To do: Rewrite the records below, replacing every "divider" with "separator" and keeping everything else the same. Leave the pictures out.

[START OF Task material]

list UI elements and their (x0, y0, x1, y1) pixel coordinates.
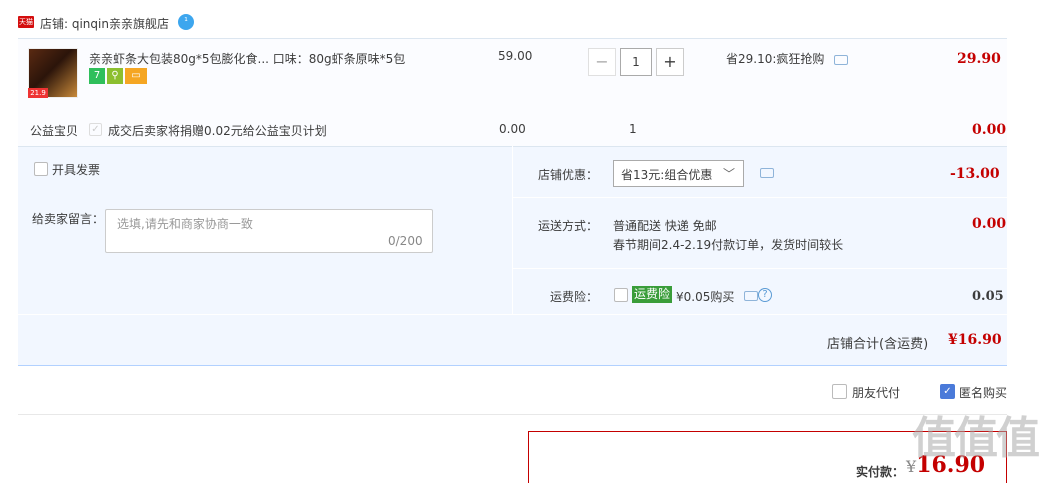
divider (512, 146, 513, 314)
delivery-guarantee-icon[interactable]: ⚲ (107, 68, 123, 84)
message-icon[interactable] (760, 168, 774, 178)
charity-checkbox: ✓ (89, 123, 102, 136)
divider (513, 268, 1007, 269)
service-icons: 7 ⚲ ▭ (89, 68, 149, 84)
store-discount-label: 店铺优惠： (538, 168, 599, 182)
charity-price: 0.00 (499, 122, 526, 136)
tmall-logo: 天猫 (18, 16, 34, 28)
store-total-label: 店铺合计(含运费) (827, 337, 929, 352)
insurance-value: 0.05 (972, 289, 1004, 304)
insurance-checkbox[interactable] (614, 288, 628, 302)
invoice-checkbox[interactable] (34, 162, 48, 176)
shipping-method: 普通配送 快递 免邮 (613, 219, 717, 233)
insurance-badge: 运费险 (632, 286, 673, 303)
quantity-input[interactable]: 1 (620, 48, 652, 76)
shipping-label: 运送方式： (538, 219, 599, 233)
quantity-increase-button[interactable]: + (656, 48, 684, 76)
thumbnail-price-tag: 21.9 (28, 88, 48, 98)
store-discount-value: -13.00 (950, 166, 1000, 182)
help-icon[interactable]: ? (758, 288, 772, 302)
message-icon[interactable] (744, 291, 758, 301)
divider (18, 314, 1007, 315)
charity-label: 公益宝贝 (30, 124, 79, 138)
anonymous-label[interactable]: 匿名购买 (959, 384, 1007, 401)
charity-quantity: 1 (629, 122, 637, 136)
seven-day-return-icon[interactable]: 7 (89, 68, 105, 84)
charity-text: 成交后卖家将捐赠0.02元给公益宝贝计划 (108, 124, 327, 138)
wangwang-chat-icon[interactable]: ¹ (178, 14, 194, 30)
friend-pay-label[interactable]: 朋友代付 (852, 384, 900, 401)
shipping-note: 春节期间2.4-2.19付款订单，发货时间较长 (613, 238, 844, 252)
charity-total: 0.00 (972, 122, 1007, 138)
invoice-label[interactable]: 开具发票 (52, 161, 100, 178)
divider (513, 197, 1007, 198)
unit-price: 59.00 (498, 49, 533, 63)
watermark-logo: 值值值 (912, 413, 1040, 464)
shop-name-link[interactable]: 店铺: qinqin亲亲旗舰店 (40, 15, 169, 32)
credit-card-icon[interactable]: ▭ (125, 68, 147, 84)
item-discount-text: 省29.10:疯狂抢购 (726, 52, 825, 66)
item-discount-tip: 省29.10:疯狂抢购 (726, 50, 849, 67)
quantity-stepper: − 1 + (588, 48, 686, 76)
insurance-label: 运费险： (550, 290, 599, 304)
anonymous-checkbox[interactable]: ✓ (940, 384, 955, 399)
seller-message-count: 0/200 (388, 234, 423, 248)
message-icon[interactable] (834, 54, 849, 65)
seller-message-placeholder: 选填,请先和商家协商一致 (117, 217, 253, 231)
friend-pay-checkbox[interactable] (832, 384, 847, 399)
item-total-price: 29.90 (957, 51, 1001, 67)
divider (18, 414, 1007, 415)
payment-label: 实付款： (856, 465, 905, 479)
shipping-value: 0.00 (972, 216, 1007, 232)
chevron-down-icon[interactable]: ﹀ (723, 165, 735, 182)
insurance-price-text: ¥0.05购买 (676, 290, 735, 304)
store-discount-selected: 省13元:组合优惠 (621, 168, 713, 182)
quantity-decrease-button[interactable]: − (588, 48, 616, 76)
item-title-link[interactable]: 亲亲虾条大包装80g*5包膨化食... 口味：80g虾条原味*5包 (89, 50, 405, 67)
store-total-value: ¥16.90 (948, 332, 1002, 348)
seller-message-label: 给卖家留言： (32, 212, 105, 226)
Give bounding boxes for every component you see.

[END OF Task material]

Right answer:
list UI elements and their (x0, y0, x1, y1) pixel coordinates.
separator (512, 146, 513, 314)
delivery-guarantee-icon[interactable]: ⚲ (107, 68, 123, 84)
message-icon[interactable] (760, 168, 774, 178)
charity-checkbox: ✓ (89, 123, 102, 136)
separator (513, 268, 1007, 269)
service-icons: 7 ⚲ ▭ (89, 68, 149, 84)
store-discount-label: 店铺优惠： (538, 168, 599, 182)
charity-price: 0.00 (499, 122, 526, 136)
tmall-logo: 天猫 (18, 16, 34, 28)
store-total-label: 店铺合计(含运费) (827, 337, 929, 352)
insurance-value: 0.05 (972, 289, 1004, 304)
insurance-checkbox[interactable] (614, 288, 628, 302)
invoice-checkbox[interactable] (34, 162, 48, 176)
shipping-method: 普通配送 快递 免邮 (613, 219, 717, 233)
insurance-badge: 运费险 (632, 286, 673, 303)
quantity-input[interactable]: 1 (620, 48, 652, 76)
shipping-label: 运送方式： (538, 219, 599, 233)
quantity-increase-button[interactable]: + (656, 48, 684, 76)
thumbnail-price-tag: 21.9 (28, 88, 48, 98)
store-discount-value: -13.00 (950, 166, 1000, 182)
help-icon[interactable]: ? (758, 288, 772, 302)
message-icon[interactable] (744, 291, 758, 301)
separator (18, 314, 1007, 315)
charity-label: 公益宝贝 (30, 124, 79, 138)
anonymous-label[interactable]: 匿名购买 (959, 384, 1007, 401)
charity-quantity: 1 (629, 122, 637, 136)
seven-day-return-icon[interactable]: 7 (89, 68, 105, 84)
charity-text: 成交后卖家将捐赠0.02元给公益宝贝计划 (108, 124, 327, 138)
wangwang-chat-icon[interactable]: ¹ (178, 14, 194, 30)
friend-pay-label[interactable]: 朋友代付 (852, 384, 900, 401)
shipping-note: 春节期间2.4-2.19付款订单，发货时间较长 (613, 238, 844, 252)
charity-total: 0.00 (972, 122, 1007, 138)
invoice-label[interactable]: 开具发票 (52, 161, 100, 178)
separator (513, 197, 1007, 198)
unit-price: 59.00 (498, 49, 533, 63)
watermark-logo: 值值值 (912, 413, 1040, 464)
shop-name-link[interactable]: 店铺: qinqin亲亲旗舰店 (40, 15, 169, 32)
credit-card-icon[interactable]: ▭ (125, 68, 147, 84)
item-discount-text: 省29.10:疯狂抢购 (726, 52, 825, 66)
item-discount-tip: 省29.10:疯狂抢购 (726, 50, 849, 67)
quantity-stepper: − 1 + (588, 48, 686, 76)
insurance-label: 运费险： (550, 290, 599, 304)
anonymous-checkbox[interactable]: ✓ (940, 384, 955, 399)
seller-message-count: 0/200 (388, 234, 423, 248)
message-icon[interactable] (834, 54, 849, 65)
seller-message-placeholder: 选填,请先和商家协商一致 (117, 217, 253, 231)
friend-pay-checkbox[interactable] (832, 384, 847, 399)
item-total-price: 29.90 (957, 51, 1001, 67)
separator (18, 414, 1007, 415)
payment-label: 实付款： (856, 465, 905, 479)
shipping-value: 0.00 (972, 216, 1007, 232)
chevron-down-icon[interactable]: ﹀ (723, 165, 735, 182)
insurance-price-text: ¥0.05购买 (676, 290, 735, 304)
store-discount-selected: 省13元:组合优惠 (621, 168, 713, 182)
quantity-decrease-button[interactable]: − (588, 48, 616, 76)
item-title-link[interactable]: 亲亲虾条大包装80g*5包膨化食... 口味：80g虾条原味*5包 (89, 50, 405, 67)
store-total-value: ¥16.90 (948, 332, 1002, 348)
seller-message-label: 给卖家留言： (32, 212, 105, 226)
Give bounding boxes for every component you see.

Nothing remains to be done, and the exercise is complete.